▶ Requisitos de la tarea:
Transcribe literalmente el listado de abajo, línea por línea, pero omite la imagen.

▶ Listado a procesar:
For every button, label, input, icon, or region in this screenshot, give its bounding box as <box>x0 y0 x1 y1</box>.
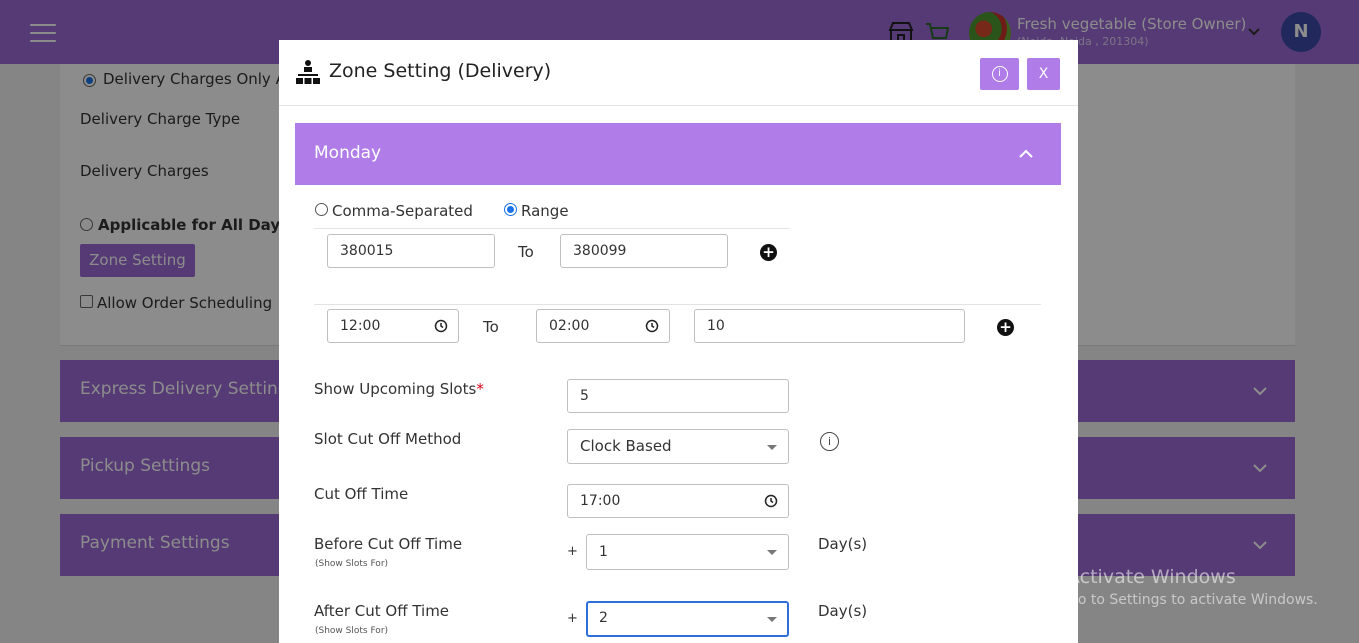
cutoff-time-value: 17:00 <box>580 493 621 509</box>
required-mark: * <box>476 380 484 398</box>
info-button[interactable]: i <box>980 58 1019 90</box>
divider <box>314 228 789 229</box>
divider <box>314 304 1041 305</box>
slot-cutoff-method-label: Slot Cut Off Method <box>314 430 462 448</box>
dropdown-caret-icon <box>767 550 777 555</box>
range-to-label: To <box>518 243 534 261</box>
before-cutoff-select[interactable]: 1 <box>586 534 789 570</box>
close-button[interactable]: X <box>1027 58 1060 90</box>
dropdown-caret-icon <box>767 617 777 622</box>
dropdown-caret-icon <box>767 445 777 450</box>
range-radio[interactable] <box>504 203 517 216</box>
clock-icon[interactable] <box>645 319 659 333</box>
info-icon: i <box>991 66 1008 82</box>
slot-to-time-input[interactable]: 02:00 <box>536 309 670 343</box>
clock-icon[interactable] <box>764 494 778 508</box>
day-panel-header[interactable]: Monday <box>295 123 1061 185</box>
before-days-label: Day(s) <box>818 535 868 553</box>
add-slot-icon[interactable]: + <box>997 319 1014 336</box>
slot-from-time-input[interactable]: 12:00 <box>327 309 459 343</box>
clock-icon[interactable] <box>434 319 448 333</box>
after-plus-sign: + <box>567 611 578 626</box>
slot-to-value: 02:00 <box>549 318 590 334</box>
comma-separated-radio[interactable] <box>315 203 328 216</box>
windows-activation-subtext: Go to Settings to activate Windows. <box>1067 592 1318 608</box>
show-upcoming-slots-label: Show Upcoming Slots* <box>314 380 484 398</box>
cutoff-time-label: Cut Off Time <box>314 485 409 503</box>
slot-from-value: 12:00 <box>340 318 381 334</box>
range-label: Range <box>521 202 569 220</box>
range-to-input[interactable]: 380099 <box>560 234 728 268</box>
sitemap-icon <box>296 60 320 84</box>
before-cutoff-sublabel: (Show Slots For) <box>315 559 389 569</box>
modal-header: Zone Setting (Delivery) i X <box>279 40 1078 106</box>
after-days-label: Day(s) <box>818 602 868 620</box>
chevron-up-icon <box>1019 149 1033 158</box>
after-cutoff-label: After Cut Off Time <box>314 602 450 620</box>
modal-title: Zone Setting (Delivery) <box>329 60 552 82</box>
before-plus-sign: + <box>567 544 578 559</box>
windows-activation-watermark: Activate Windows <box>1067 566 1236 588</box>
cutoff-time-input[interactable]: 17:00 <box>567 484 789 518</box>
before-cutoff-value: 1 <box>599 544 608 560</box>
before-cutoff-label: Before Cut Off Time <box>314 535 463 553</box>
after-cutoff-select[interactable]: 2 <box>586 601 789 637</box>
slot-capacity-input[interactable]: 10 <box>694 309 965 343</box>
slot-cutoff-method-value: Clock Based <box>580 437 672 455</box>
info-icon[interactable]: i <box>820 432 839 451</box>
after-cutoff-value: 2 <box>599 610 608 626</box>
day-label: Monday <box>314 143 382 163</box>
after-cutoff-sublabel: (Show Slots For) <box>315 626 389 636</box>
comma-separated-label: Comma-Separated <box>332 202 473 220</box>
slot-to-label: To <box>483 318 499 336</box>
add-range-icon[interactable]: + <box>760 244 777 261</box>
zone-setting-modal: Zone Setting (Delivery) i X Monday Comma… <box>279 40 1078 643</box>
range-from-input[interactable]: 380015 <box>327 234 495 268</box>
slot-cutoff-method-select[interactable]: Clock Based <box>567 429 789 464</box>
show-upcoming-slots-input[interactable]: 5 <box>567 379 789 413</box>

▶ Respuesta completa:
For every button, label, input, icon, or region in this screenshot, give its bounding box as <box>x0 y0 x1 y1</box>.
cutoff-time-value: 17:00 <box>580 493 621 509</box>
required-mark: * <box>476 380 484 398</box>
info-button[interactable]: i <box>980 58 1019 90</box>
divider <box>314 228 789 229</box>
divider <box>314 304 1041 305</box>
slot-cutoff-method-label: Slot Cut Off Method <box>314 430 462 448</box>
dropdown-caret-icon <box>767 550 777 555</box>
range-to-label: To <box>518 243 534 261</box>
before-cutoff-select[interactable]: 1 <box>586 534 789 570</box>
close-button[interactable]: X <box>1027 58 1060 90</box>
dropdown-caret-icon <box>767 617 777 622</box>
dropdown-caret-icon <box>767 445 777 450</box>
range-radio[interactable] <box>504 203 517 216</box>
clock-icon[interactable] <box>645 319 659 333</box>
info-icon: i <box>991 66 1008 82</box>
slot-to-time-input[interactable]: 02:00 <box>536 309 670 343</box>
clock-icon[interactable] <box>764 494 778 508</box>
day-panel-header[interactable]: Monday <box>295 123 1061 185</box>
before-days-label: Day(s) <box>818 535 868 553</box>
add-slot-icon[interactable]: + <box>997 319 1014 336</box>
slot-from-time-input[interactable]: 12:00 <box>327 309 459 343</box>
clock-icon[interactable] <box>434 319 448 333</box>
after-plus-sign: + <box>567 611 578 626</box>
slot-to-value: 02:00 <box>549 318 590 334</box>
comma-separated-radio[interactable] <box>315 203 328 216</box>
windows-activation-subtext: Go to Settings to activate Windows. <box>1067 592 1318 608</box>
show-upcoming-slots-label: Show Upcoming Slots* <box>314 380 484 398</box>
cutoff-time-label: Cut Off Time <box>314 485 409 503</box>
slot-from-value: 12:00 <box>340 318 381 334</box>
range-label: Range <box>521 202 569 220</box>
range-to-input[interactable]: 380099 <box>560 234 728 268</box>
sitemap-icon <box>296 60 320 84</box>
before-cutoff-sublabel: (Show Slots For) <box>315 559 389 569</box>
modal-header: Zone Setting (Delivery) i X <box>279 40 1078 106</box>
after-days-label: Day(s) <box>818 602 868 620</box>
chevron-up-icon <box>1019 149 1033 158</box>
after-cutoff-label: After Cut Off Time <box>314 602 450 620</box>
modal-title: Zone Setting (Delivery) <box>329 60 552 82</box>
before-plus-sign: + <box>567 544 578 559</box>
windows-activation-watermark: Activate Windows <box>1067 566 1236 588</box>
cutoff-time-input[interactable]: 17:00 <box>567 484 789 518</box>
before-cutoff-value: 1 <box>599 544 608 560</box>
before-cutoff-label: Before Cut Off Time <box>314 535 463 553</box>
after-cutoff-select[interactable]: 2 <box>586 601 789 637</box>
slot-capacity-input[interactable]: 10 <box>694 309 965 343</box>
slot-cutoff-method-value: Clock Based <box>580 437 672 455</box>
info-icon[interactable]: i <box>820 432 839 451</box>
after-cutoff-value: 2 <box>599 610 608 626</box>
day-label: Monday <box>314 143 382 163</box>
after-cutoff-sublabel: (Show Slots For) <box>315 626 389 636</box>
comma-separated-label: Comma-Separated <box>332 202 473 220</box>
slot-to-label: To <box>483 318 499 336</box>
add-range-icon[interactable]: + <box>760 244 777 261</box>
zone-setting-modal: Zone Setting (Delivery) i X Monday Comma… <box>279 40 1078 643</box>
range-from-input[interactable]: 380015 <box>327 234 495 268</box>
slot-cutoff-method-select[interactable]: Clock Based <box>567 429 789 464</box>
show-upcoming-slots-input[interactable]: 5 <box>567 379 789 413</box>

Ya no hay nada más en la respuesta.